### Aim
Make an exact copy of the records, dropping all pictures.

++++++++++++++++++++

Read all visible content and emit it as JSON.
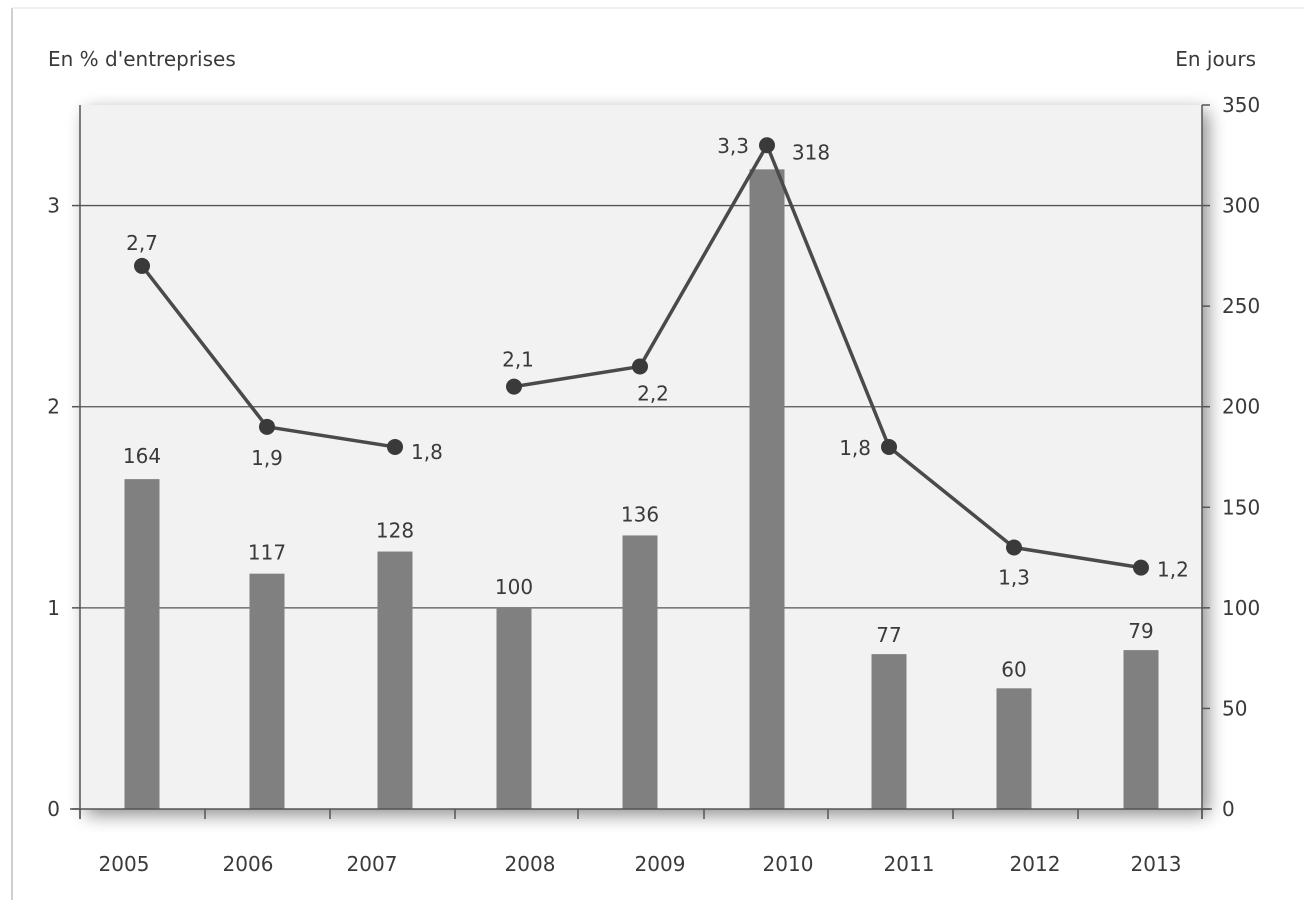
{
  "chart_data": {
    "type": "bar+line",
    "left_axis_label": "En % d'entreprises",
    "right_axis_label": "En jours",
    "categories": [
      "2005",
      "2006",
      "2007",
      "2008",
      "2009",
      "2010",
      "2011",
      "2012",
      "2013"
    ],
    "bars": {
      "axis": "right",
      "values": [
        164,
        117,
        128,
        100,
        136,
        318,
        77,
        60,
        79
      ],
      "labels": [
        "164",
        "117",
        "128",
        "100",
        "136",
        "318",
        "77",
        "60",
        "79"
      ]
    },
    "line": {
      "axis": "left",
      "values": [
        2.7,
        1.9,
        1.8,
        2.1,
        2.2,
        3.3,
        1.8,
        1.3,
        1.2
      ],
      "labels": [
        "2,7",
        "1,9",
        "1,8",
        "2,1",
        "2,2",
        "3,3",
        "1,8",
        "1,3",
        "1,2"
      ],
      "gap_after_category": "2007"
    },
    "left_axis": {
      "range": [
        0,
        3.5
      ],
      "ticks": [
        0,
        1,
        2,
        3
      ],
      "tick_labels": [
        "0",
        "1",
        "2",
        "3"
      ]
    },
    "right_axis": {
      "range": [
        0,
        350
      ],
      "ticks": [
        0,
        50,
        100,
        150,
        200,
        250,
        300,
        350
      ],
      "tick_labels": [
        "0",
        "50",
        "100",
        "150",
        "200",
        "250",
        "300",
        "350"
      ]
    },
    "gridlines": "horizontal at left-axis ticks 1, 2, 3",
    "colors": {
      "bar": "#808080",
      "line": "#4a4a4a",
      "marker": "#3a3a3a",
      "plot_background": "#f2f2f2",
      "gridline": "#555555",
      "text": "#3a3a3a"
    }
  }
}
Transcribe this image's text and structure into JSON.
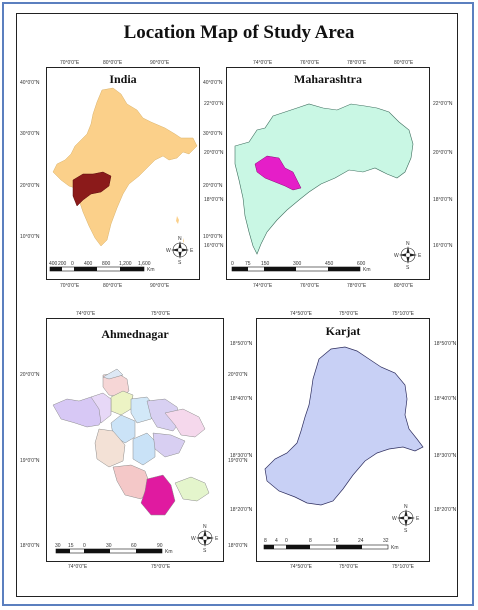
{
  "title": "Location Map of Study Area",
  "colors": {
    "border_outer": "#5b7fbf",
    "india_fill": "#fbd08a",
    "maharashtra_highlight": "#8b1a1a",
    "maharashtra_fill": "#c9f7e4",
    "ahmednagar_highlight": "#e51ec8",
    "karjat_fill": "#c8d0f5",
    "karjat_highlight": "#e01aa0"
  },
  "panels": {
    "india": {
      "title": "India",
      "top_ticks": [
        "70°0'0\"E",
        "80°0'0\"E",
        "90°0'0\"E"
      ],
      "bottom_ticks": [
        "70°0'0\"E",
        "80°0'0\"E",
        "90°0'0\"E"
      ],
      "left_ticks": [
        "40°0'0\"N",
        "30°0'0\"N",
        "20°0'0\"N",
        "10°0'0\"N"
      ],
      "right_ticks": [
        "40°0'0\"N",
        "30°0'0\"N",
        "20°0'0\"N",
        "10°0'0\"N"
      ],
      "scale_labels": [
        "400",
        "200",
        "0",
        "400",
        "800",
        "1,200",
        "1,600"
      ],
      "scale_unit": "Km"
    },
    "maharashtra": {
      "title": "Maharashtra",
      "top_ticks": [
        "74°0'0\"E",
        "76°0'0\"E",
        "78°0'0\"E",
        "80°0'0\"E"
      ],
      "bottom_ticks": [
        "74°0'0\"E",
        "76°0'0\"E",
        "78°0'0\"E",
        "80°0'0\"E"
      ],
      "left_ticks": [
        "22°0'0\"N",
        "20°0'0\"N",
        "18°0'0\"N",
        "16°0'0\"N"
      ],
      "right_ticks": [
        "22°0'0\"N",
        "20°0'0\"N",
        "18°0'0\"N",
        "16°0'0\"N"
      ],
      "scale_labels": [
        "0",
        "75",
        "150",
        "300",
        "450",
        "600"
      ],
      "scale_unit": "Km"
    },
    "ahmednagar": {
      "title": "Ahmednagar",
      "top_ticks": [
        "74°0'0\"E",
        "75°0'0\"E"
      ],
      "bottom_ticks": [
        "74°0'0\"E",
        "75°0'0\"E"
      ],
      "left_ticks": [
        "20°0'0\"N",
        "19°0'0\"N",
        "18°0'0\"N"
      ],
      "right_ticks": [
        "20°0'0\"N",
        "19°0'0\"N",
        "18°0'0\"N"
      ],
      "scale_labels": [
        "30",
        "15",
        "0",
        "30",
        "60",
        "90"
      ],
      "scale_unit": "Km"
    },
    "karjat": {
      "title": "Karjat",
      "top_ticks": [
        "74°50'0\"E",
        "75°0'0\"E",
        "75°10'0\"E"
      ],
      "bottom_ticks": [
        "74°50'0\"E",
        "75°0'0\"E",
        "75°10'0\"E"
      ],
      "left_ticks": [
        "18°50'0\"N",
        "18°40'0\"N",
        "18°30'0\"N",
        "18°20'0\"N"
      ],
      "right_ticks": [
        "18°50'0\"N",
        "18°40'0\"N",
        "18°30'0\"N",
        "18°20'0\"N"
      ],
      "scale_labels": [
        "8",
        "4",
        "0",
        "8",
        "16",
        "24",
        "32"
      ],
      "scale_unit": "Km"
    }
  },
  "compass": {
    "n": "N",
    "s": "S",
    "e": "E",
    "w": "W"
  }
}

++++++++++++++++++++

### The completed task
Read all visible content and emit it as JSON.
{
  "chart_data": {
    "type": "bar+line",
    "left_axis_label": "En % d'entreprises",
    "right_axis_label": "En jours",
    "categories": [
      "2005",
      "2006",
      "2007",
      "2008",
      "2009",
      "2010",
      "2011",
      "2012",
      "2013"
    ],
    "bars": {
      "axis": "right",
      "values": [
        164,
        117,
        128,
        100,
        136,
        318,
        77,
        60,
        79
      ],
      "labels": [
        "164",
        "117",
        "128",
        "100",
        "136",
        "318",
        "77",
        "60",
        "79"
      ]
    },
    "line": {
      "axis": "left",
      "values": [
        2.7,
        1.9,
        1.8,
        2.1,
        2.2,
        3.3,
        1.8,
        1.3,
        1.2
      ],
      "labels": [
        "2,7",
        "1,9",
        "1,8",
        "2,1",
        "2,2",
        "3,3",
        "1,8",
        "1,3",
        "1,2"
      ],
      "gap_after_category": "2007"
    },
    "left_axis": {
      "range": [
        0,
        3.5
      ],
      "ticks": [
        0,
        1,
        2,
        3
      ],
      "tick_labels": [
        "0",
        "1",
        "2",
        "3"
      ]
    },
    "right_axis": {
      "range": [
        0,
        350
      ],
      "ticks": [
        0,
        50,
        100,
        150,
        200,
        250,
        300,
        350
      ],
      "tick_labels": [
        "0",
        "50",
        "100",
        "150",
        "200",
        "250",
        "300",
        "350"
      ]
    },
    "gridlines": "horizontal at left-axis ticks 1, 2, 3",
    "colors": {
      "bar": "#808080",
      "line": "#4a4a4a",
      "marker": "#3a3a3a",
      "plot_background": "#f2f2f2",
      "gridline": "#555555",
      "text": "#3a3a3a"
    }
  }
}
Transcribe this image's text and structure into JSON.
{
  "title": "Location Map of Study Area",
  "colors": {
    "border_outer": "#5b7fbf",
    "india_fill": "#fbd08a",
    "maharashtra_highlight": "#8b1a1a",
    "maharashtra_fill": "#c9f7e4",
    "ahmednagar_highlight": "#e51ec8",
    "karjat_fill": "#c8d0f5",
    "karjat_highlight": "#e01aa0"
  },
  "panels": {
    "india": {
      "title": "India",
      "top_ticks": [
        "70°0'0\"E",
        "80°0'0\"E",
        "90°0'0\"E"
      ],
      "bottom_ticks": [
        "70°0'0\"E",
        "80°0'0\"E",
        "90°0'0\"E"
      ],
      "left_ticks": [
        "40°0'0\"N",
        "30°0'0\"N",
        "20°0'0\"N",
        "10°0'0\"N"
      ],
      "right_ticks": [
        "40°0'0\"N",
        "30°0'0\"N",
        "20°0'0\"N",
        "10°0'0\"N"
      ],
      "scale_labels": [
        "400",
        "200",
        "0",
        "400",
        "800",
        "1,200",
        "1,600"
      ],
      "scale_unit": "Km"
    },
    "maharashtra": {
      "title": "Maharashtra",
      "top_ticks": [
        "74°0'0\"E",
        "76°0'0\"E",
        "78°0'0\"E",
        "80°0'0\"E"
      ],
      "bottom_ticks": [
        "74°0'0\"E",
        "76°0'0\"E",
        "78°0'0\"E",
        "80°0'0\"E"
      ],
      "left_ticks": [
        "22°0'0\"N",
        "20°0'0\"N",
        "18°0'0\"N",
        "16°0'0\"N"
      ],
      "right_ticks": [
        "22°0'0\"N",
        "20°0'0\"N",
        "18°0'0\"N",
        "16°0'0\"N"
      ],
      "scale_labels": [
        "0",
        "75",
        "150",
        "300",
        "450",
        "600"
      ],
      "scale_unit": "Km"
    },
    "ahmednagar": {
      "title": "Ahmednagar",
      "top_ticks": [
        "74°0'0\"E",
        "75°0'0\"E"
      ],
      "bottom_ticks": [
        "74°0'0\"E",
        "75°0'0\"E"
      ],
      "left_ticks": [
        "20°0'0\"N",
        "19°0'0\"N",
        "18°0'0\"N"
      ],
      "right_ticks": [
        "20°0'0\"N",
        "19°0'0\"N",
        "18°0'0\"N"
      ],
      "scale_labels": [
        "30",
        "15",
        "0",
        "30",
        "60",
        "90"
      ],
      "scale_unit": "Km"
    },
    "karjat": {
      "title": "Karjat",
      "top_ticks": [
        "74°50'0\"E",
        "75°0'0\"E",
        "75°10'0\"E"
      ],
      "bottom_ticks": [
        "74°50'0\"E",
        "75°0'0\"E",
        "75°10'0\"E"
      ],
      "left_ticks": [
        "18°50'0\"N",
        "18°40'0\"N",
        "18°30'0\"N",
        "18°20'0\"N"
      ],
      "right_ticks": [
        "18°50'0\"N",
        "18°40'0\"N",
        "18°30'0\"N",
        "18°20'0\"N"
      ],
      "scale_labels": [
        "8",
        "4",
        "0",
        "8",
        "16",
        "24",
        "32"
      ],
      "scale_unit": "Km"
    }
  },
  "compass": {
    "n": "N",
    "s": "S",
    "e": "E",
    "w": "W"
  }
}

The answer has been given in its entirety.